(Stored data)
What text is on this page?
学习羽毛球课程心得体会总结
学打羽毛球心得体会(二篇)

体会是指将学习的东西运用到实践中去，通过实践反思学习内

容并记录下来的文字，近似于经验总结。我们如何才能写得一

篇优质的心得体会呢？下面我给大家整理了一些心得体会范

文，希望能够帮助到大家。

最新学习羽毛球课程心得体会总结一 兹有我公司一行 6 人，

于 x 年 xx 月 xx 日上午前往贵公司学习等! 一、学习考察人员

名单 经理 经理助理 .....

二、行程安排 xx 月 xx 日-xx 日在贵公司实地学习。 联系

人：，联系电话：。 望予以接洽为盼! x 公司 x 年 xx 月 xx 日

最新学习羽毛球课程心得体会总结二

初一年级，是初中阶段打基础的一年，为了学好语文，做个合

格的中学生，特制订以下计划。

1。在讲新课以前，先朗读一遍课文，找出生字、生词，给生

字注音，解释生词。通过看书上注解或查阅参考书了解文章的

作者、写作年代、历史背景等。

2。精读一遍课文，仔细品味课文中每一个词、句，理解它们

* Task statement: Return every line exactly.

* Full response:
What text is on this page?
学习羽毛球课程心得体会总结
学打羽毛球心得体会(二篇)

体会是指将学习的东西运用到实践中去，通过实践反思学习内

容并记录下来的文字，近似于经验总结。我们如何才能写得一

篇优质的心得体会呢？下面我给大家整理了一些心得体会范

文，希望能够帮助到大家。

最新学习羽毛球课程心得体会总结一 兹有我公司一行 6 人，

于 x 年 xx 月 xx 日上午前往贵公司学习等! 一、学习考察人员

名单 经理 经理助理 .....

二、行程安排 xx 月 xx 日-xx 日在贵公司实地学习。 联系

人：，联系电话：。 望予以接洽为盼! x 公司 x 年 xx 月 xx 日

最新学习羽毛球课程心得体会总结二

初一年级，是初中阶段打基础的一年，为了学好语文，做个合

格的中学生，特制订以下计划。

1。在讲新课以前，先朗读一遍课文，找出生字、生词，给生

字注音，解释生词。通过看书上注解或查阅参考书了解文章的

作者、写作年代、历史背景等。

2。精读一遍课文，仔细品味课文中每一个词、句，理解它们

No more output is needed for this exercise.